::: Records to process

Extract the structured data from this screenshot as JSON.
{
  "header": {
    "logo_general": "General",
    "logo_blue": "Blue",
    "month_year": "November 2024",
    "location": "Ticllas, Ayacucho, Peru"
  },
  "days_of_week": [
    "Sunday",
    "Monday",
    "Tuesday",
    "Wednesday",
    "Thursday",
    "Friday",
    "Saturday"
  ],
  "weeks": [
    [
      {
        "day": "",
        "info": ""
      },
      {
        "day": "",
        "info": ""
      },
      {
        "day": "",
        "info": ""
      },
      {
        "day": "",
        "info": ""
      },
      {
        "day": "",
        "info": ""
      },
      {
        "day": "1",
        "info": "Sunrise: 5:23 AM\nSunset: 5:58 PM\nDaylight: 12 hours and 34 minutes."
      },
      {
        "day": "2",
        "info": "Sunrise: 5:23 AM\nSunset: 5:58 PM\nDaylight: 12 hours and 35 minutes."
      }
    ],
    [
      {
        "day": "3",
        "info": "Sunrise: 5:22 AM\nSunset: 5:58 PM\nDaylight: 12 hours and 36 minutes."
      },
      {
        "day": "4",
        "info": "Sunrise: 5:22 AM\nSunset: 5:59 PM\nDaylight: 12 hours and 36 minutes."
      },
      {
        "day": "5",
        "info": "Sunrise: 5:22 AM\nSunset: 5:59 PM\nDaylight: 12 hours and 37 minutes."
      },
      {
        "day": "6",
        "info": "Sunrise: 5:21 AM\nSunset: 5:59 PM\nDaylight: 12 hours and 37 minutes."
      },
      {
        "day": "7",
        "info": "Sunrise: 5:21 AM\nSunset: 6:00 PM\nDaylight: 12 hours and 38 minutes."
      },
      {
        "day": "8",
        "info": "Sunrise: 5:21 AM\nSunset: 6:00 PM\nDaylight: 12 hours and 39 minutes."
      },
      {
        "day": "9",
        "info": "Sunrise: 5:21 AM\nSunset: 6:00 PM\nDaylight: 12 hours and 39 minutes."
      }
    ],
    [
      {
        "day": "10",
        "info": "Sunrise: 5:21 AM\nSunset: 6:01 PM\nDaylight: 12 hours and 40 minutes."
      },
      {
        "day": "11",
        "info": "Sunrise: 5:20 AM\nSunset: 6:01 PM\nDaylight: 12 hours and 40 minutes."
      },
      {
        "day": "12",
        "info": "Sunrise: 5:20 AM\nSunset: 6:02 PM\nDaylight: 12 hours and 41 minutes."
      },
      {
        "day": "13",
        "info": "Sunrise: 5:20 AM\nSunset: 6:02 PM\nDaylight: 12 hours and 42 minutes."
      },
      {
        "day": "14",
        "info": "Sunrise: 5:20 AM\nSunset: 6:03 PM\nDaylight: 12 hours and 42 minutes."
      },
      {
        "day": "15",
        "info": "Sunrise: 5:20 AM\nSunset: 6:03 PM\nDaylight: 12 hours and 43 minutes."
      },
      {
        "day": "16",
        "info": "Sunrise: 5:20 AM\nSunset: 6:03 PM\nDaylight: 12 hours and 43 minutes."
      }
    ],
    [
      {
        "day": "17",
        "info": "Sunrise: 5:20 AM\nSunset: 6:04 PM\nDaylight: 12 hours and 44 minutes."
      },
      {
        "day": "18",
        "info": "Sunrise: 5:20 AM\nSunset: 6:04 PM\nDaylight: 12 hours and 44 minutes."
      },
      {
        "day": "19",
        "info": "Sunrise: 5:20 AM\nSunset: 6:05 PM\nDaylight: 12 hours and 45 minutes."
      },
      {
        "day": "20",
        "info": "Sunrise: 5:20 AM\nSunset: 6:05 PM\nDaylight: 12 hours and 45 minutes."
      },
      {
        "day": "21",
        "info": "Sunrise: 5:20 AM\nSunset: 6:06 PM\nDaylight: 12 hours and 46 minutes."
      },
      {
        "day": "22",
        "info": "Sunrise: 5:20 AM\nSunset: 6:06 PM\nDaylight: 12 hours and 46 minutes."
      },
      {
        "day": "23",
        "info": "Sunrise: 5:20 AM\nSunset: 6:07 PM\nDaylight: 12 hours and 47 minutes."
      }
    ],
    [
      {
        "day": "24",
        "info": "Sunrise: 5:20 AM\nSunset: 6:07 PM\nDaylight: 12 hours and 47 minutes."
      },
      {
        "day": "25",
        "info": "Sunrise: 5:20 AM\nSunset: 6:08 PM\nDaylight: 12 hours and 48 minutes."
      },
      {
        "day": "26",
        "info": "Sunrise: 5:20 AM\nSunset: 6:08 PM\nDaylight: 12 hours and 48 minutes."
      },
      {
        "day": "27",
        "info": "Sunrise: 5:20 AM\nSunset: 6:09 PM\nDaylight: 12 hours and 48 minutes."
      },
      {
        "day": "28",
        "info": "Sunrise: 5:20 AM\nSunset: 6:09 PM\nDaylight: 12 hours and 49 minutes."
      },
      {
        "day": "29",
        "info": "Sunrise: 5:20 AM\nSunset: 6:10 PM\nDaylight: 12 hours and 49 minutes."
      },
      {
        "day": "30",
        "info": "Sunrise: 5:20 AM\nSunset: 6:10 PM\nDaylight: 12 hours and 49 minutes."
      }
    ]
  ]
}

::::::

Task statement: Produce an exact copy of every entry above.

The result:
Extract the structured data from this screenshot as JSON.
{
  "header": {
    "logo_general": "General",
    "logo_blue": "Blue",
    "month_year": "November 2024",
    "location": "Ticllas, Ayacucho, Peru"
  },
  "days_of_week": [
    "Sunday",
    "Monday",
    "Tuesday",
    "Wednesday",
    "Thursday",
    "Friday",
    "Saturday"
  ],
  "weeks": [
    [
      {
        "day": "",
        "info": ""
      },
      {
        "day": "",
        "info": ""
      },
      {
        "day": "",
        "info": ""
      },
      {
        "day": "",
        "info": ""
      },
      {
        "day": "",
        "info": ""
      },
      {
        "day": "1",
        "info": "Sunrise: 5:23 AM\nSunset: 5:58 PM\nDaylight: 12 hours and 34 minutes."
      },
      {
        "day": "2",
        "info": "Sunrise: 5:23 AM\nSunset: 5:58 PM\nDaylight: 12 hours and 35 minutes."
      }
    ],
    [
      {
        "day": "3",
        "info": "Sunrise: 5:22 AM\nSunset: 5:58 PM\nDaylight: 12 hours and 36 minutes."
      },
      {
        "day": "4",
        "info": "Sunrise: 5:22 AM\nSunset: 5:59 PM\nDaylight: 12 hours and 36 minutes."
      },
      {
        "day": "5",
        "info": "Sunrise: 5:22 AM\nSunset: 5:59 PM\nDaylight: 12 hours and 37 minutes."
      },
      {
        "day": "6",
        "info": "Sunrise: 5:21 AM\nSunset: 5:59 PM\nDaylight: 12 hours and 37 minutes."
      },
      {
        "day": "7",
        "info": "Sunrise: 5:21 AM\nSunset: 6:00 PM\nDaylight: 12 hours and 38 minutes."
      },
      {
        "day": "8",
        "info": "Sunrise: 5:21 AM\nSunset: 6:00 PM\nDaylight: 12 hours and 39 minutes."
      },
      {
        "day": "9",
        "info": "Sunrise: 5:21 AM\nSunset: 6:00 PM\nDaylight: 12 hours and 39 minutes."
      }
    ],
    [
      {
        "day": "10",
        "info": "Sunrise: 5:21 AM\nSunset: 6:01 PM\nDaylight: 12 hours and 40 minutes."
      },
      {
        "day": "11",
        "info": "Sunrise: 5:20 AM\nSunset: 6:01 PM\nDaylight: 12 hours and 40 minutes."
      },
      {
        "day": "12",
        "info": "Sunrise: 5:20 AM\nSunset: 6:02 PM\nDaylight: 12 hours and 41 minutes."
      },
      {
        "day": "13",
        "info": "Sunrise: 5:20 AM\nSunset: 6:02 PM\nDaylight: 12 hours and 42 minutes."
      },
      {
        "day": "14",
        "info": "Sunrise: 5:20 AM\nSunset: 6:03 PM\nDaylight: 12 hours and 42 minutes."
      },
      {
        "day": "15",
        "info": "Sunrise: 5:20 AM\nSunset: 6:03 PM\nDaylight: 12 hours and 43 minutes."
      },
      {
        "day": "16",
        "info": "Sunrise: 5:20 AM\nSunset: 6:03 PM\nDaylight: 12 hours and 43 minutes."
      }
    ],
    [
      {
        "day": "17",
        "info": "Sunrise: 5:20 AM\nSunset: 6:04 PM\nDaylight: 12 hours and 44 minutes."
      },
      {
        "day": "18",
        "info": "Sunrise: 5:20 AM\nSunset: 6:04 PM\nDaylight: 12 hours and 44 minutes."
      },
      {
        "day": "19",
        "info": "Sunrise: 5:20 AM\nSunset: 6:05 PM\nDaylight: 12 hours and 45 minutes."
      },
      {
        "day": "20",
        "info": "Sunrise: 5:20 AM\nSunset: 6:05 PM\nDaylight: 12 hours and 45 minutes."
      },
      {
        "day": "21",
        "info": "Sunrise: 5:20 AM\nSunset: 6:06 PM\nDaylight: 12 hours and 46 minutes."
      },
      {
        "day": "22",
        "info": "Sunrise: 5:20 AM\nSunset: 6:06 PM\nDaylight: 12 hours and 46 minutes."
      },
      {
        "day": "23",
        "info": "Sunrise: 5:20 AM\nSunset: 6:07 PM\nDaylight: 12 hours and 47 minutes."
      }
    ],
    [
      {
        "day": "24",
        "info": "Sunrise: 5:20 AM\nSunset: 6:07 PM\nDaylight: 12 hours and 47 minutes."
      },
      {
        "day": "25",
        "info": "Sunrise: 5:20 AM\nSunset: 6:08 PM\nDaylight: 12 hours and 48 minutes."
      },
      {
        "day": "26",
        "info": "Sunrise: 5:20 AM\nSunset: 6:08 PM\nDaylight: 12 hours and 48 minutes."
      },
      {
        "day": "27",
        "info": "Sunrise: 5:20 AM\nSunset: 6:09 PM\nDaylight: 12 hours and 48 minutes."
      },
      {
        "day": "28",
        "info": "Sunrise: 5:20 AM\nSunset: 6:09 PM\nDaylight: 12 hours and 49 minutes."
      },
      {
        "day": "29",
        "info": "Sunrise: 5:20 AM\nSunset: 6:10 PM\nDaylight: 12 hours and 49 minutes."
      },
      {
        "day": "30",
        "info": "Sunrise: 5:20 AM\nSunset: 6:10 PM\nDaylight: 12 hours and 49 minutes."
      }
    ]
  ]
}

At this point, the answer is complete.